Provided material:
__________

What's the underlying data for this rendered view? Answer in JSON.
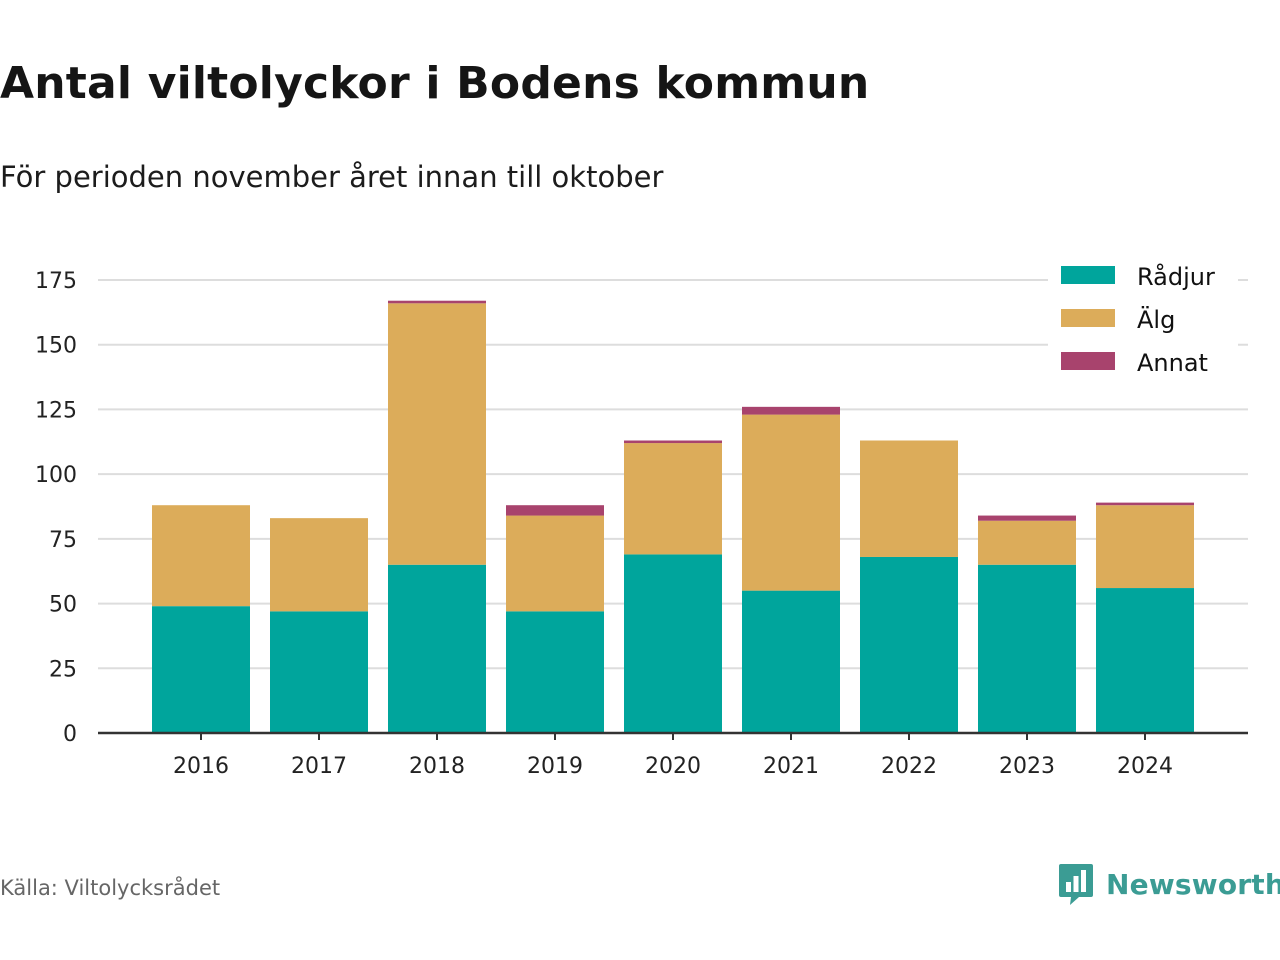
{
  "header": {
    "title": "Antal viltolyckor i Bodens kommun",
    "subtitle": "För perioden november året innan till oktober"
  },
  "footer": {
    "source": "Källa: Viltolycksrådet",
    "brand": "Newsworthy",
    "brand_icon": "bar-chart-speech-bubble-icon"
  },
  "colors": {
    "radjur": "#00a59c",
    "alg": "#dcac5a",
    "annat": "#a8436d",
    "brand": "#3b9c94",
    "grid": "#dddddd",
    "axis": "#333333"
  },
  "chart_data": {
    "type": "bar",
    "stacked": true,
    "categories": [
      "2016",
      "2017",
      "2018",
      "2019",
      "2020",
      "2021",
      "2022",
      "2023",
      "2024"
    ],
    "series": [
      {
        "name": "Rådjur",
        "values": [
          49,
          47,
          65,
          47,
          69,
          55,
          68,
          65,
          56
        ],
        "color": "#00a59c"
      },
      {
        "name": "Älg",
        "values": [
          39,
          36,
          101,
          37,
          43,
          68,
          45,
          17,
          32
        ],
        "color": "#dcac5a"
      },
      {
        "name": "Annat",
        "values": [
          0,
          0,
          1,
          4,
          1,
          3,
          0,
          2,
          1
        ],
        "color": "#a8436d"
      }
    ],
    "ylim": [
      0,
      175
    ],
    "yticks": [
      0,
      25,
      50,
      75,
      100,
      125,
      150,
      175
    ],
    "grid": true,
    "legend_position": "top-right"
  }
}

__________

Exercise description:
Copy the records above exactly, leaving out every picture.

Reply to the exercise:
What's the underlying data for this rendered view? Answer in JSON.
{
  "header": {
    "title": "Antal viltolyckor i Bodens kommun",
    "subtitle": "För perioden november året innan till oktober"
  },
  "footer": {
    "source": "Källa: Viltolycksrådet",
    "brand": "Newsworthy",
    "brand_icon": "bar-chart-speech-bubble-icon"
  },
  "colors": {
    "radjur": "#00a59c",
    "alg": "#dcac5a",
    "annat": "#a8436d",
    "brand": "#3b9c94",
    "grid": "#dddddd",
    "axis": "#333333"
  },
  "chart_data": {
    "type": "bar",
    "stacked": true,
    "categories": [
      "2016",
      "2017",
      "2018",
      "2019",
      "2020",
      "2021",
      "2022",
      "2023",
      "2024"
    ],
    "series": [
      {
        "name": "Rådjur",
        "values": [
          49,
          47,
          65,
          47,
          69,
          55,
          68,
          65,
          56
        ],
        "color": "#00a59c"
      },
      {
        "name": "Älg",
        "values": [
          39,
          36,
          101,
          37,
          43,
          68,
          45,
          17,
          32
        ],
        "color": "#dcac5a"
      },
      {
        "name": "Annat",
        "values": [
          0,
          0,
          1,
          4,
          1,
          3,
          0,
          2,
          1
        ],
        "color": "#a8436d"
      }
    ],
    "ylim": [
      0,
      175
    ],
    "yticks": [
      0,
      25,
      50,
      75,
      100,
      125,
      150,
      175
    ],
    "grid": true,
    "legend_position": "top-right"
  }
}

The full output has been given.